### [REQUIRED WORK]
Work through the material below and count the lines holding the word "Management"; give that count and nothing more.

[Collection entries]
- - - - -

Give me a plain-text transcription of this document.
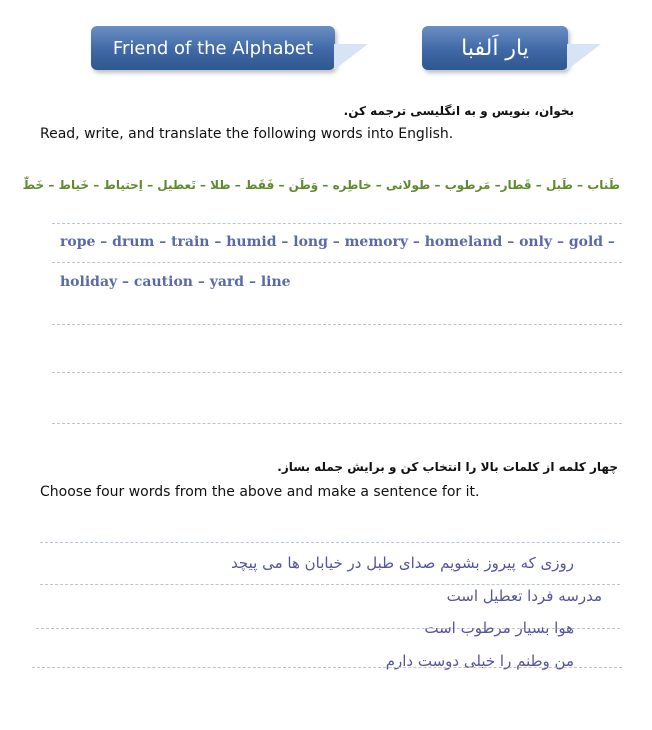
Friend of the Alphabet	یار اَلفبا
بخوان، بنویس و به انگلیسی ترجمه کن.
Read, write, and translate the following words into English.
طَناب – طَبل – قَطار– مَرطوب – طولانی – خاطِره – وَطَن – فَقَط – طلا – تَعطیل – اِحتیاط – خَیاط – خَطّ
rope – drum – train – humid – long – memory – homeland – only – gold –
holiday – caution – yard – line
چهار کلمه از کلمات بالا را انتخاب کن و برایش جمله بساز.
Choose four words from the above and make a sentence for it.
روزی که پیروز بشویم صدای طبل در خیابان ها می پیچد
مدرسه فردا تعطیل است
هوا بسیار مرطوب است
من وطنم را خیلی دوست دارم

- - - - -

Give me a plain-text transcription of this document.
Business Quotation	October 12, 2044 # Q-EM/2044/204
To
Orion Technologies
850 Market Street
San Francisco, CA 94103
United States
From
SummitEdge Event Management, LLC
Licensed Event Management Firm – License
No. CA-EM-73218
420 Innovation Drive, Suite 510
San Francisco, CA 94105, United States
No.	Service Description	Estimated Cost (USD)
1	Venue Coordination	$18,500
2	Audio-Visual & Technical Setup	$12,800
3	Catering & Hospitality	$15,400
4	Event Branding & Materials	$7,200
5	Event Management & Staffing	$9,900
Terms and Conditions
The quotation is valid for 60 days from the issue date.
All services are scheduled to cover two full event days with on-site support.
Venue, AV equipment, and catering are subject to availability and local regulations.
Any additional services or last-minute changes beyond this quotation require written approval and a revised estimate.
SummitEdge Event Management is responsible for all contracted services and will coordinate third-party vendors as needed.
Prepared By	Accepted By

- - - - -

### [OUTPUT FOR THIS EXERCISE]
4